--- START ---
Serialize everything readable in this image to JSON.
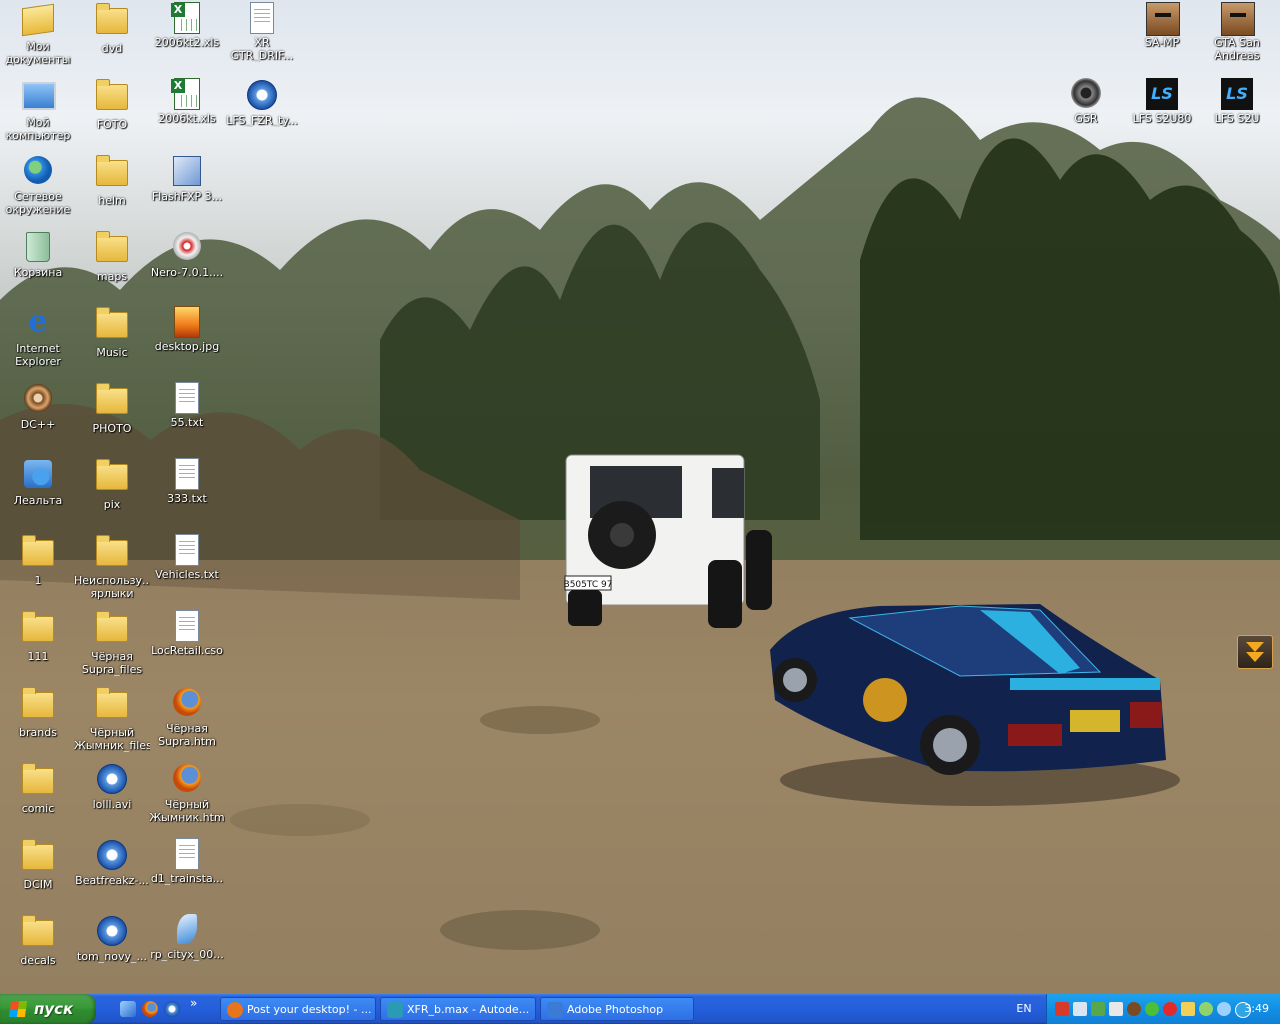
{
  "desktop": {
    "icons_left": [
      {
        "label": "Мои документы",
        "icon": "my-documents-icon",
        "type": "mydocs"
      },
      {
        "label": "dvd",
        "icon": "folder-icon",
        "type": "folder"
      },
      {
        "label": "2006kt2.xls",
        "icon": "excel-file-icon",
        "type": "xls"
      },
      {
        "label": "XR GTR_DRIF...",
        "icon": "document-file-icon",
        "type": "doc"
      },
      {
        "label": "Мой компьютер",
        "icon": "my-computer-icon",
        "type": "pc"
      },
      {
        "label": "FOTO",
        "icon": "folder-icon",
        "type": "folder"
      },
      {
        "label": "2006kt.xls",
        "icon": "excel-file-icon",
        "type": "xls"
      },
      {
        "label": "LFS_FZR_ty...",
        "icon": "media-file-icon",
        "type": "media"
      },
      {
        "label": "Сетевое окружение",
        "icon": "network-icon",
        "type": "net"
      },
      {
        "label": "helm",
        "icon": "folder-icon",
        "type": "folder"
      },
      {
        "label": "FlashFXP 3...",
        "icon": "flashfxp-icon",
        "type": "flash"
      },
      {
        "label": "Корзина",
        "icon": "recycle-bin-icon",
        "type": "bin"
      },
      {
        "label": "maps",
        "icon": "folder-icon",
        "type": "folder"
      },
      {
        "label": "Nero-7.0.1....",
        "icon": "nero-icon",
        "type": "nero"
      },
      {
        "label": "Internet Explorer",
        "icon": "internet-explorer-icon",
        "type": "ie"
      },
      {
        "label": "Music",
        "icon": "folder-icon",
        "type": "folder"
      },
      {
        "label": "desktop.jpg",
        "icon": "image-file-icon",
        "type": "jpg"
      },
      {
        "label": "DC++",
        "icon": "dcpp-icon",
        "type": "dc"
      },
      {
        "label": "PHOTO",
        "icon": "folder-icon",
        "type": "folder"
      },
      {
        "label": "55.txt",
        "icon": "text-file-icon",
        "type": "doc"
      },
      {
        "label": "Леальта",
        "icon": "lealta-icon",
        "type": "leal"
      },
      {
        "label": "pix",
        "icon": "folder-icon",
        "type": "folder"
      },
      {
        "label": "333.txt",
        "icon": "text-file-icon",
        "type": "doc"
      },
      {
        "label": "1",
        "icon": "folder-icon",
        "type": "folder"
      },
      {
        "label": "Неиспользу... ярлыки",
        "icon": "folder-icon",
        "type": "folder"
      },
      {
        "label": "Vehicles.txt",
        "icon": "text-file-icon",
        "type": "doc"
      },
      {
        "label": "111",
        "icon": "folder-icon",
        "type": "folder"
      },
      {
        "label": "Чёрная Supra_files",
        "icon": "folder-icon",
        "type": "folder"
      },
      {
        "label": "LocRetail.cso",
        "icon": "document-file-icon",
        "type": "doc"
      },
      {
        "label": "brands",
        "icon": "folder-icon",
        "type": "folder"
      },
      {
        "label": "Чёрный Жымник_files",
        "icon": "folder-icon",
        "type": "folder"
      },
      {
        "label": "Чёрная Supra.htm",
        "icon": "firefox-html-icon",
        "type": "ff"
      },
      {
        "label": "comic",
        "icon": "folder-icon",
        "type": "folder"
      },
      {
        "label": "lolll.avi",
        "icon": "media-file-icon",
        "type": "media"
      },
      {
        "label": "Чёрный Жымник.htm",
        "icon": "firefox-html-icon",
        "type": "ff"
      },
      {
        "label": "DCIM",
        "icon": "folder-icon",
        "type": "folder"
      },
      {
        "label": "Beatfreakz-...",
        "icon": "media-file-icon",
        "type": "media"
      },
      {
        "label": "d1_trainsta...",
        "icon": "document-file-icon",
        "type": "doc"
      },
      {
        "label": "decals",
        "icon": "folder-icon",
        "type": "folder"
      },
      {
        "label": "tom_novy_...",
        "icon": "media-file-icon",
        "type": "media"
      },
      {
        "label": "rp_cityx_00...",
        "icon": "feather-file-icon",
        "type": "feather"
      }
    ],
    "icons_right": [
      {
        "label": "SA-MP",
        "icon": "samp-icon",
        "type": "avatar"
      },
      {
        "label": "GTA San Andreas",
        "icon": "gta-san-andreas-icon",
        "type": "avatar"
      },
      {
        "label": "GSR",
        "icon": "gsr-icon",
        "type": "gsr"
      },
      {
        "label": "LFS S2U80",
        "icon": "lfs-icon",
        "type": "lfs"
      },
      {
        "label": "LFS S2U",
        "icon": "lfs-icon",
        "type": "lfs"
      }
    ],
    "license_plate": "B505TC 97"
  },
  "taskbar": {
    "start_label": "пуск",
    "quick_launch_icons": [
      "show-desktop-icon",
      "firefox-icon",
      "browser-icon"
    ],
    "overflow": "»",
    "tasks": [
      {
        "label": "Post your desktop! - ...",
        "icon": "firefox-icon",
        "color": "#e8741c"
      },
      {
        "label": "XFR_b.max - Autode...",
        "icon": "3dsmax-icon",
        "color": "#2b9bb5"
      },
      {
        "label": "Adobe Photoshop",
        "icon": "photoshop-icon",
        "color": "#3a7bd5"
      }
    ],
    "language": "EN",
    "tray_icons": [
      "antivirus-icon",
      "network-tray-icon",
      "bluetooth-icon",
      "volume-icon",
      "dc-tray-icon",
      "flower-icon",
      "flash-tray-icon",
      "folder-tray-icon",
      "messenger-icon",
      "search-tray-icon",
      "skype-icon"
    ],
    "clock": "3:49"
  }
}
--- END ---
# DESCRIPTION OF THE TASK
Return each line above exactly; any pictures are to be skipped.

# ANSWER TO THIS EXERCISE
Serialize everything readable in this image to JSON.
{
  "desktop": {
    "icons_left": [
      {
        "label": "Мои документы",
        "icon": "my-documents-icon",
        "type": "mydocs"
      },
      {
        "label": "dvd",
        "icon": "folder-icon",
        "type": "folder"
      },
      {
        "label": "2006kt2.xls",
        "icon": "excel-file-icon",
        "type": "xls"
      },
      {
        "label": "XR GTR_DRIF...",
        "icon": "document-file-icon",
        "type": "doc"
      },
      {
        "label": "Мой компьютер",
        "icon": "my-computer-icon",
        "type": "pc"
      },
      {
        "label": "FOTO",
        "icon": "folder-icon",
        "type": "folder"
      },
      {
        "label": "2006kt.xls",
        "icon": "excel-file-icon",
        "type": "xls"
      },
      {
        "label": "LFS_FZR_ty...",
        "icon": "media-file-icon",
        "type": "media"
      },
      {
        "label": "Сетевое окружение",
        "icon": "network-icon",
        "type": "net"
      },
      {
        "label": "helm",
        "icon": "folder-icon",
        "type": "folder"
      },
      {
        "label": "FlashFXP 3...",
        "icon": "flashfxp-icon",
        "type": "flash"
      },
      {
        "label": "Корзина",
        "icon": "recycle-bin-icon",
        "type": "bin"
      },
      {
        "label": "maps",
        "icon": "folder-icon",
        "type": "folder"
      },
      {
        "label": "Nero-7.0.1....",
        "icon": "nero-icon",
        "type": "nero"
      },
      {
        "label": "Internet Explorer",
        "icon": "internet-explorer-icon",
        "type": "ie"
      },
      {
        "label": "Music",
        "icon": "folder-icon",
        "type": "folder"
      },
      {
        "label": "desktop.jpg",
        "icon": "image-file-icon",
        "type": "jpg"
      },
      {
        "label": "DC++",
        "icon": "dcpp-icon",
        "type": "dc"
      },
      {
        "label": "PHOTO",
        "icon": "folder-icon",
        "type": "folder"
      },
      {
        "label": "55.txt",
        "icon": "text-file-icon",
        "type": "doc"
      },
      {
        "label": "Леальта",
        "icon": "lealta-icon",
        "type": "leal"
      },
      {
        "label": "pix",
        "icon": "folder-icon",
        "type": "folder"
      },
      {
        "label": "333.txt",
        "icon": "text-file-icon",
        "type": "doc"
      },
      {
        "label": "1",
        "icon": "folder-icon",
        "type": "folder"
      },
      {
        "label": "Неиспользу... ярлыки",
        "icon": "folder-icon",
        "type": "folder"
      },
      {
        "label": "Vehicles.txt",
        "icon": "text-file-icon",
        "type": "doc"
      },
      {
        "label": "111",
        "icon": "folder-icon",
        "type": "folder"
      },
      {
        "label": "Чёрная Supra_files",
        "icon": "folder-icon",
        "type": "folder"
      },
      {
        "label": "LocRetail.cso",
        "icon": "document-file-icon",
        "type": "doc"
      },
      {
        "label": "brands",
        "icon": "folder-icon",
        "type": "folder"
      },
      {
        "label": "Чёрный Жымник_files",
        "icon": "folder-icon",
        "type": "folder"
      },
      {
        "label": "Чёрная Supra.htm",
        "icon": "firefox-html-icon",
        "type": "ff"
      },
      {
        "label": "comic",
        "icon": "folder-icon",
        "type": "folder"
      },
      {
        "label": "lolll.avi",
        "icon": "media-file-icon",
        "type": "media"
      },
      {
        "label": "Чёрный Жымник.htm",
        "icon": "firefox-html-icon",
        "type": "ff"
      },
      {
        "label": "DCIM",
        "icon": "folder-icon",
        "type": "folder"
      },
      {
        "label": "Beatfreakz-...",
        "icon": "media-file-icon",
        "type": "media"
      },
      {
        "label": "d1_trainsta...",
        "icon": "document-file-icon",
        "type": "doc"
      },
      {
        "label": "decals",
        "icon": "folder-icon",
        "type": "folder"
      },
      {
        "label": "tom_novy_...",
        "icon": "media-file-icon",
        "type": "media"
      },
      {
        "label": "rp_cityx_00...",
        "icon": "feather-file-icon",
        "type": "feather"
      }
    ],
    "icons_right": [
      {
        "label": "SA-MP",
        "icon": "samp-icon",
        "type": "avatar"
      },
      {
        "label": "GTA San Andreas",
        "icon": "gta-san-andreas-icon",
        "type": "avatar"
      },
      {
        "label": "GSR",
        "icon": "gsr-icon",
        "type": "gsr"
      },
      {
        "label": "LFS S2U80",
        "icon": "lfs-icon",
        "type": "lfs"
      },
      {
        "label": "LFS S2U",
        "icon": "lfs-icon",
        "type": "lfs"
      }
    ],
    "license_plate": "B505TC 97"
  },
  "taskbar": {
    "start_label": "пуск",
    "quick_launch_icons": [
      "show-desktop-icon",
      "firefox-icon",
      "browser-icon"
    ],
    "overflow": "»",
    "tasks": [
      {
        "label": "Post your desktop! - ...",
        "icon": "firefox-icon",
        "color": "#e8741c"
      },
      {
        "label": "XFR_b.max - Autode...",
        "icon": "3dsmax-icon",
        "color": "#2b9bb5"
      },
      {
        "label": "Adobe Photoshop",
        "icon": "photoshop-icon",
        "color": "#3a7bd5"
      }
    ],
    "language": "EN",
    "tray_icons": [
      "antivirus-icon",
      "network-tray-icon",
      "bluetooth-icon",
      "volume-icon",
      "dc-tray-icon",
      "flower-icon",
      "flash-tray-icon",
      "folder-tray-icon",
      "messenger-icon",
      "search-tray-icon",
      "skype-icon"
    ],
    "clock": "3:49"
  }
}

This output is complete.